Each line of the listing that contains the word "ŞERİF" is to be copied.
--- Start of Records supplied ---
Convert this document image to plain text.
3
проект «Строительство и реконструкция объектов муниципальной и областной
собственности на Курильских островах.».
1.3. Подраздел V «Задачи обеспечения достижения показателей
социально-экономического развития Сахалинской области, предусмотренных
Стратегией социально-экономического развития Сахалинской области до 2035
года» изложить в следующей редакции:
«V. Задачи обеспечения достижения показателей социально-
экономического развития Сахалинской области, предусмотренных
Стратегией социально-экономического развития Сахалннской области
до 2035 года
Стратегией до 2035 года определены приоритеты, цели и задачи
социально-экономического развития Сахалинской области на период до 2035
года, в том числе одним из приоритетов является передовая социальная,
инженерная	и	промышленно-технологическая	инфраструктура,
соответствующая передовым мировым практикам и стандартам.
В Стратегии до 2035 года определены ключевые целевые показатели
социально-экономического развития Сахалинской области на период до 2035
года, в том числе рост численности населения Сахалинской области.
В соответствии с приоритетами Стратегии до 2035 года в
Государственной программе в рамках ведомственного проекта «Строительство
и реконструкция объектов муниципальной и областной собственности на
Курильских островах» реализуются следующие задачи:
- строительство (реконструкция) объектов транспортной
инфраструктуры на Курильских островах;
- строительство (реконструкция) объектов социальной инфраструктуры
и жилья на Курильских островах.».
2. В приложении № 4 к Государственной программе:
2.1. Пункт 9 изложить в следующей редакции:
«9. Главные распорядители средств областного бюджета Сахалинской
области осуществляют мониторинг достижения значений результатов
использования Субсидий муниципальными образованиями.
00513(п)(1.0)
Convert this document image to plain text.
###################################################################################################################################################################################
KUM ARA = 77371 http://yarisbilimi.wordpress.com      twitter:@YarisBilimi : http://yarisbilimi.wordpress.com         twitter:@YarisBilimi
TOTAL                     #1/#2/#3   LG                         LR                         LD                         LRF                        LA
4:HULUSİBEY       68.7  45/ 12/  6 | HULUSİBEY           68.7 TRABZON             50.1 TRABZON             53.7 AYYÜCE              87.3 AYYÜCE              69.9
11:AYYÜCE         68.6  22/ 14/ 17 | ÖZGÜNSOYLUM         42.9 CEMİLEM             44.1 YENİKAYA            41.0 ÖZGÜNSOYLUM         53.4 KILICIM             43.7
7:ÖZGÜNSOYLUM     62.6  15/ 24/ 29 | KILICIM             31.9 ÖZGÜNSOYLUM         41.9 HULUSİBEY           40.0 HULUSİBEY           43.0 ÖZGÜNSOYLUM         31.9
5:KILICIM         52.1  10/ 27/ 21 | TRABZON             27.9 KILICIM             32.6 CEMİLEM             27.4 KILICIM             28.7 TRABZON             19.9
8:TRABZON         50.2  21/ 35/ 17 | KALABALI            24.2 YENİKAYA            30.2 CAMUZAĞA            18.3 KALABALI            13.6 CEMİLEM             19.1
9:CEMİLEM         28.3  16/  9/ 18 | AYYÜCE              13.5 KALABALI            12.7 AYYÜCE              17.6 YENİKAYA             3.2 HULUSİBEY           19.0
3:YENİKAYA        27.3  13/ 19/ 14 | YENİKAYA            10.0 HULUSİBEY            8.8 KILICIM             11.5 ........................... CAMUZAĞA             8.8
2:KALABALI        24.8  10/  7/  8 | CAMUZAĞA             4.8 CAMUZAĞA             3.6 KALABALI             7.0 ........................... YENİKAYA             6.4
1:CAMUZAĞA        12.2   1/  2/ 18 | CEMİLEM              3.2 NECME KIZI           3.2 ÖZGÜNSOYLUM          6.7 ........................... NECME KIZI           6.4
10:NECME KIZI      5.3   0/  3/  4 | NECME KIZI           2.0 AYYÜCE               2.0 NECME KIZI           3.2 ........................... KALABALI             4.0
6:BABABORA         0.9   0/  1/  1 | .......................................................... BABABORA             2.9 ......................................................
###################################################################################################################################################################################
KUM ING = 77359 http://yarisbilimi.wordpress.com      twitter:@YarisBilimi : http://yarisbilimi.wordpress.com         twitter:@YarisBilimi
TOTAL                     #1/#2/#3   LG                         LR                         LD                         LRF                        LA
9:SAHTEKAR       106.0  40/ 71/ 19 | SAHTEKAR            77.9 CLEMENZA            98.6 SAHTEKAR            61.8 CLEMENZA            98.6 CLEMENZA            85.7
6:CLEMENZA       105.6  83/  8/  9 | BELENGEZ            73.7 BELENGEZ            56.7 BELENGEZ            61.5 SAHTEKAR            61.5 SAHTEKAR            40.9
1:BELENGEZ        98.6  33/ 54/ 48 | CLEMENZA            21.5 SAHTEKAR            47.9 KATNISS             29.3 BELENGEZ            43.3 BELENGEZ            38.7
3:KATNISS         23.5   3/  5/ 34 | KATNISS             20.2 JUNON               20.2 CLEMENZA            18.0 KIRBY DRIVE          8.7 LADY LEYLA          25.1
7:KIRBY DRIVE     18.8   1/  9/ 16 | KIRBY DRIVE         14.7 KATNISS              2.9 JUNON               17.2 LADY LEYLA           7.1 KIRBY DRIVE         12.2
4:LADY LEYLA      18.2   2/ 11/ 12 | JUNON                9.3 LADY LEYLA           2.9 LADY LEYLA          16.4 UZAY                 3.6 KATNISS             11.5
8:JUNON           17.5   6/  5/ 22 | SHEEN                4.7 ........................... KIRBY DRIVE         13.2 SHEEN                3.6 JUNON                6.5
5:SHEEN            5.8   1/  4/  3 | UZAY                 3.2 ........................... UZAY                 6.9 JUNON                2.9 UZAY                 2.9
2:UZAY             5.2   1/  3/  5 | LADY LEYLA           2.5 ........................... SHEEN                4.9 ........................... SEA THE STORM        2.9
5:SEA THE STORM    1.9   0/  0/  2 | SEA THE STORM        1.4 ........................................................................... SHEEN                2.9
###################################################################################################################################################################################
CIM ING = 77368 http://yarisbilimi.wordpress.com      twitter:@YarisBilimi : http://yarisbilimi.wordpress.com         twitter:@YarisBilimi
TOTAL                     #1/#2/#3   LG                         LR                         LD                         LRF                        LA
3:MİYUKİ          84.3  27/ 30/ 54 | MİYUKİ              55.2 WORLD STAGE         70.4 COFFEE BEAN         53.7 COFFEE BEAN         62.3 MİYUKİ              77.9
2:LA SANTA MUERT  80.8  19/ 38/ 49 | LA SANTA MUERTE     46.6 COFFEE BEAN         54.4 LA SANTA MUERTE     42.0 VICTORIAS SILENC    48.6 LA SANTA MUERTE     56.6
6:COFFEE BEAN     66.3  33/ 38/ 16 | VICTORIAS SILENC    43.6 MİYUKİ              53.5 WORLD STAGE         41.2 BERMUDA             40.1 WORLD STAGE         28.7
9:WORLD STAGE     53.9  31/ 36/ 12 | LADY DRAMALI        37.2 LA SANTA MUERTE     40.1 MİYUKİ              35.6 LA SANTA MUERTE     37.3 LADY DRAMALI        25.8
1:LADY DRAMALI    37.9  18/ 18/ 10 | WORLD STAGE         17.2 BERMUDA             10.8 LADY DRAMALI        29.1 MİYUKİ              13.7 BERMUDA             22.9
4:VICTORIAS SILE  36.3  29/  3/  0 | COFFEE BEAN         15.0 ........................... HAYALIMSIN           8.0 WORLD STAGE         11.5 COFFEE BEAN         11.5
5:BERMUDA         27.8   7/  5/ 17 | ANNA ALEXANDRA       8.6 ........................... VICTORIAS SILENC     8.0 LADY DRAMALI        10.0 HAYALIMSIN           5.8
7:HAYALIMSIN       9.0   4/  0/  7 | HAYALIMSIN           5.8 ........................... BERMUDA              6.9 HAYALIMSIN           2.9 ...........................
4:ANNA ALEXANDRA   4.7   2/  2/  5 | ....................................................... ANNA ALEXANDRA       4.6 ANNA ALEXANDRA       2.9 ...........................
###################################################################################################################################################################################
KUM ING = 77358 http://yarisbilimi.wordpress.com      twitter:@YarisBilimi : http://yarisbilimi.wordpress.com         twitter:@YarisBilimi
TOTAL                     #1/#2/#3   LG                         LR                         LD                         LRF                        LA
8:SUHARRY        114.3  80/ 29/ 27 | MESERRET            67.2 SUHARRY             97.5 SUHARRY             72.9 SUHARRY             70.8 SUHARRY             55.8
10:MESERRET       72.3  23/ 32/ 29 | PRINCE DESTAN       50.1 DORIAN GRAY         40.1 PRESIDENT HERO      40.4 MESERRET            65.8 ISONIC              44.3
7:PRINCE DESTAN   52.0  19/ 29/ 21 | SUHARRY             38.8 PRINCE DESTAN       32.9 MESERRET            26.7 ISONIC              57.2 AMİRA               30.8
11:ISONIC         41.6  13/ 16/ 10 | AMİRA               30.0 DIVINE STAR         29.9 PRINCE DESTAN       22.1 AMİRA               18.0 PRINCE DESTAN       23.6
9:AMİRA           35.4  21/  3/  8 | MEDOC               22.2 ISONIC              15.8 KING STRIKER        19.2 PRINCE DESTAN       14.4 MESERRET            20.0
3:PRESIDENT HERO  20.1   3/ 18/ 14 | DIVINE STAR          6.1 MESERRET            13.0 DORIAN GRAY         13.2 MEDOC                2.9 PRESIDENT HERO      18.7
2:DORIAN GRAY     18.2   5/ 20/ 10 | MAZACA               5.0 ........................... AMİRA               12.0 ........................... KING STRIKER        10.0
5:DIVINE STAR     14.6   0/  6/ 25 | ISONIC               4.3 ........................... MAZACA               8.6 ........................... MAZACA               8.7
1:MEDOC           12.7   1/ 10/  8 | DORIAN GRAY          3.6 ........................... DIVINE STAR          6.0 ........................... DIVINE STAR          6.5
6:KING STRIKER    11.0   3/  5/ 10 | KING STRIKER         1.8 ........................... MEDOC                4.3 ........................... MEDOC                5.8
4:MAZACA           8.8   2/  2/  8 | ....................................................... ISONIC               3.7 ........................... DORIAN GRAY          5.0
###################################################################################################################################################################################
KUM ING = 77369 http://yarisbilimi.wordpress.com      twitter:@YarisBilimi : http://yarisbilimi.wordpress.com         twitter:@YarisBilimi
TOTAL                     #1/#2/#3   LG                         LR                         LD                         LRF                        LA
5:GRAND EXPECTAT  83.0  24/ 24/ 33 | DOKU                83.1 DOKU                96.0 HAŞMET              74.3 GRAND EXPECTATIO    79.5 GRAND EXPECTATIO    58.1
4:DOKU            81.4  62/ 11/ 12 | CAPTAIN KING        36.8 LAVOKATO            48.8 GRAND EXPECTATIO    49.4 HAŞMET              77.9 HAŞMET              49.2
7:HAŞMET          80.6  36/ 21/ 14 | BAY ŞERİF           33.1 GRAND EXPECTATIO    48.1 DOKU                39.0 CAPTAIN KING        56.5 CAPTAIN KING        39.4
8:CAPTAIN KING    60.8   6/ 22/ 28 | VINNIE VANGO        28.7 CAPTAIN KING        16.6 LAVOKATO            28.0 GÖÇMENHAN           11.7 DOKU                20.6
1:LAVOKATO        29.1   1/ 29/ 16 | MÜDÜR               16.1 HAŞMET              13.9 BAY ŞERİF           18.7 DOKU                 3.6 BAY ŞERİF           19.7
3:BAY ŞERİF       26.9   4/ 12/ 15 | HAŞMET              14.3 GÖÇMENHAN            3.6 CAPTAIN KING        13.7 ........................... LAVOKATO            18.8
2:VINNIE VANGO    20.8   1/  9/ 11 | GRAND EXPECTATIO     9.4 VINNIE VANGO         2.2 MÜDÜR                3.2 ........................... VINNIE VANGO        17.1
--- End of Records supplied ---
• [Task answer]
7:HAŞMET          80.6  36/ 21/ 14 | BAY ŞERİF           33.1 GRAND EXPECTATIO    48.1 DOKU                39.0 CAPTAIN KING        56.5 CAPTAIN KING        39.4
1:LAVOKATO        29.1   1/ 29/ 16 | MÜDÜR               16.1 HAŞMET              13.9 BAY ŞERİF           18.7 DOKU                 3.6 BAY ŞERİF           19.7
3:BAY ŞERİF       26.9   4/ 12/ 15 | HAŞMET              14.3 GÖÇMENHAN            3.6 CAPTAIN KING        13.7 ........................... LAVOKATO            18.8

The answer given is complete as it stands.